▸ **What the task asks**: Render the rows from the line containing "table-row: 10-15 33" through the line containing "467, 719, 484]" as a JSON list of strings, with one string per line and any blank lines omitted.

==== Source material ====

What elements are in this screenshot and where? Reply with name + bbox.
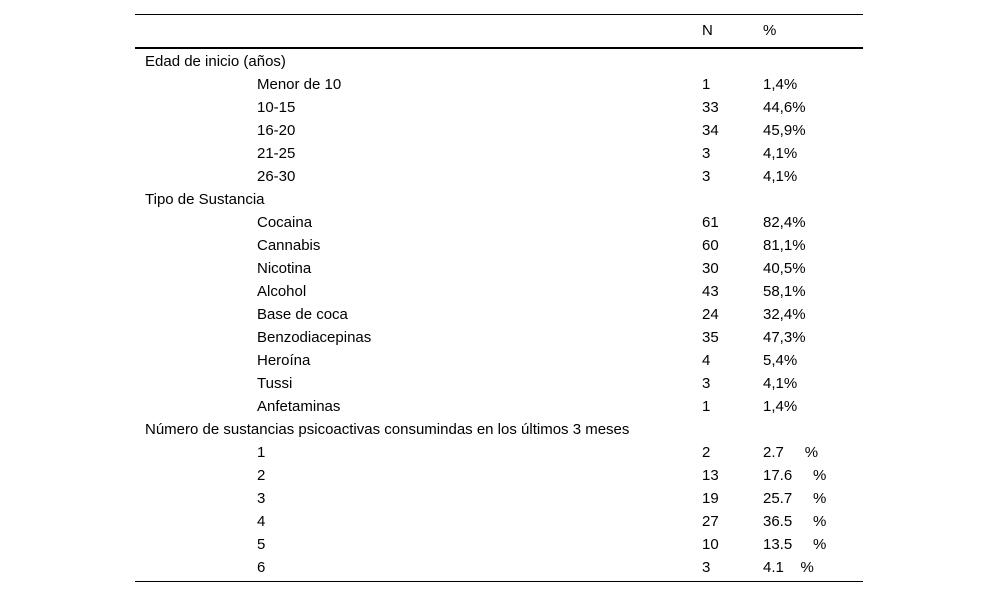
table-row: 10-15 33 44,6%	[135, 96, 863, 119]
cell-pct: 58,1%	[763, 283, 806, 300]
cell-n: 34	[702, 122, 719, 139]
cell-n: 3	[702, 559, 711, 576]
cell-n: 1	[702, 398, 711, 415]
cell-pct: 40,5%	[763, 260, 806, 277]
table-header-row: N %	[135, 15, 863, 49]
cell-pct: 47,3%	[763, 329, 806, 346]
cell-pct: 25.7 %	[763, 490, 827, 507]
cell-label: 21-25	[257, 145, 296, 162]
cell-label: 26-30	[257, 168, 296, 185]
cell-n: 61	[702, 214, 719, 231]
cell-pct: 2.7 %	[763, 444, 819, 461]
cell-n: 13	[702, 467, 719, 484]
table-row: 16-20 34 45,9%	[135, 119, 863, 142]
cell-n: 60	[702, 237, 719, 254]
cell-label: Tussi	[257, 375, 293, 392]
cell-n: 33	[702, 99, 719, 116]
cell-n: 3	[702, 375, 711, 392]
cell-label: Benzodiacepinas	[257, 329, 372, 346]
table-row: Nicotina 30 40,5%	[135, 257, 863, 280]
table-row: 1 2 2.7 %	[135, 441, 863, 464]
table-row: 3 19 25.7 %	[135, 487, 863, 510]
cell-label: Heroína	[257, 352, 311, 369]
section-label: Tipo de Sustancia	[145, 191, 265, 208]
table-row: Cannabis 60 81,1%	[135, 234, 863, 257]
table-row: Menor de 10 1 1,4%	[135, 73, 863, 96]
cell-pct: 4,1%	[763, 145, 798, 162]
cell-label: Menor de 10	[257, 76, 342, 93]
table-body: Edad de inicio (años) Menor de 10 1 1,4% 10-…	[135, 49, 863, 581]
section-label: Número de sustancias psicoactivas consum…	[145, 421, 630, 438]
cell-label: 2	[257, 467, 266, 484]
cell-n: 1	[702, 76, 711, 93]
cell-pct: 17.6 %	[763, 467, 827, 484]
section-row: Número de sustancias psicoactivas consum…	[135, 418, 863, 441]
table-row: 5 10 13.5 %	[135, 533, 863, 556]
table-row: Cocaina 61 82,4%	[135, 211, 863, 234]
cell-n: 4	[702, 352, 711, 369]
cell-pct: 4,1%	[763, 168, 798, 185]
cell-n: 43	[702, 283, 719, 300]
table-row: 26-30 3 4,1%	[135, 165, 863, 188]
cell-label: Alcohol	[257, 283, 307, 300]
cell-label: Nicotina	[257, 260, 312, 277]
table-row: Base de coca 24 32,4%	[135, 303, 863, 326]
cell-pct: 1,4%	[763, 398, 798, 415]
cell-pct: 82,4%	[763, 214, 806, 231]
col-header-n: N	[702, 22, 713, 39]
section-row: Edad de inicio (años)	[135, 50, 863, 73]
cell-n: 19	[702, 490, 719, 507]
cell-label: 10-15	[257, 99, 296, 116]
table-row: Alcohol 43 58,1%	[135, 280, 863, 303]
cell-label: 1	[257, 444, 266, 461]
cell-label: 5	[257, 536, 266, 553]
cell-pct: 36.5 %	[763, 513, 827, 530]
stats-table: N % Edad de inicio (años) Menor de 10 1 1,4…	[135, 14, 863, 582]
table-row: 4 27 36.5 %	[135, 510, 863, 533]
cell-n: 27	[702, 513, 719, 530]
cell-label: 4	[257, 513, 266, 530]
cell-n: 35	[702, 329, 719, 346]
cell-n: 10	[702, 536, 719, 553]
cell-label: Cannabis	[257, 237, 321, 254]
cell-n: 3	[702, 145, 711, 162]
section-label: Edad de inicio (años)	[145, 53, 286, 70]
section-row: Tipo de Sustancia	[135, 188, 863, 211]
cell-label: Base de coca	[257, 306, 348, 323]
cell-label: Cocaina	[257, 214, 313, 231]
table-row: 6 3 4.1 %	[135, 556, 863, 579]
cell-n: 3	[702, 168, 711, 185]
cell-pct: 13.5 %	[763, 536, 827, 553]
cell-pct: 81,1%	[763, 237, 806, 254]
col-header-pct: %	[763, 22, 777, 39]
cell-pct: 5,4%	[763, 352, 798, 369]
cell-pct: 44,6%	[763, 99, 806, 116]
cell-n: 2	[702, 444, 711, 461]
cell-label: Anfetaminas	[257, 398, 341, 415]
table-row: Benzodiacepinas 35 47,3%	[135, 326, 863, 349]
table-row: Heroína 4 5,4%	[135, 349, 863, 372]
cell-pct: 4,1%	[763, 375, 798, 392]
cell-pct: 32,4%	[763, 306, 806, 323]
table-row: 21-25 3 4,1%	[135, 142, 863, 165]
cell-label: 3	[257, 490, 266, 507]
cell-n: 30	[702, 260, 719, 277]
cell-pct: 45,9%	[763, 122, 806, 139]
cell-pct: 1,4%	[763, 76, 798, 93]
cell-label: 6	[257, 559, 266, 576]
table-row: Tussi 3 4,1%	[135, 372, 863, 395]
table-row: 2 13 17.6 %	[135, 464, 863, 487]
cell-pct: 4.1 %	[763, 559, 814, 576]
table-row: Anfetaminas 1 1,4%	[135, 395, 863, 418]
cell-label: 16-20	[257, 122, 296, 139]
cell-n: 24	[702, 306, 719, 323]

====

▸ **Reply to the task**:
[
  "table-row: 10-15 33 44,6%\t[135, 96, 863, 119]",
  "cell-pct: 58,1%\t[763, 283, 806, 300]",
  "cell-n: 34\t[702, 122, 719, 139]",
  "cell-n: 3\t[702, 559, 711, 576]",
  "cell-n: 1\t[702, 398, 711, 415]",
  "cell-pct: 40,5%\t[763, 260, 806, 277]",
  "table-header-row: N %\t[135, 15, 863, 49]",
  "cell-pct: 47,3%\t[763, 329, 806, 346]",
  "cell-pct: 25.7 %\t[763, 490, 827, 507]",
  "cell-label: 21-25\t[257, 145, 296, 162]",
  "cell-label: 26-30\t[257, 168, 296, 185]",
  "cell-n: 61\t[702, 214, 719, 231]",
  "cell-pct: 2.7 %\t[763, 444, 819, 461]",
  "cell-n: 13\t[702, 467, 719, 484]"
]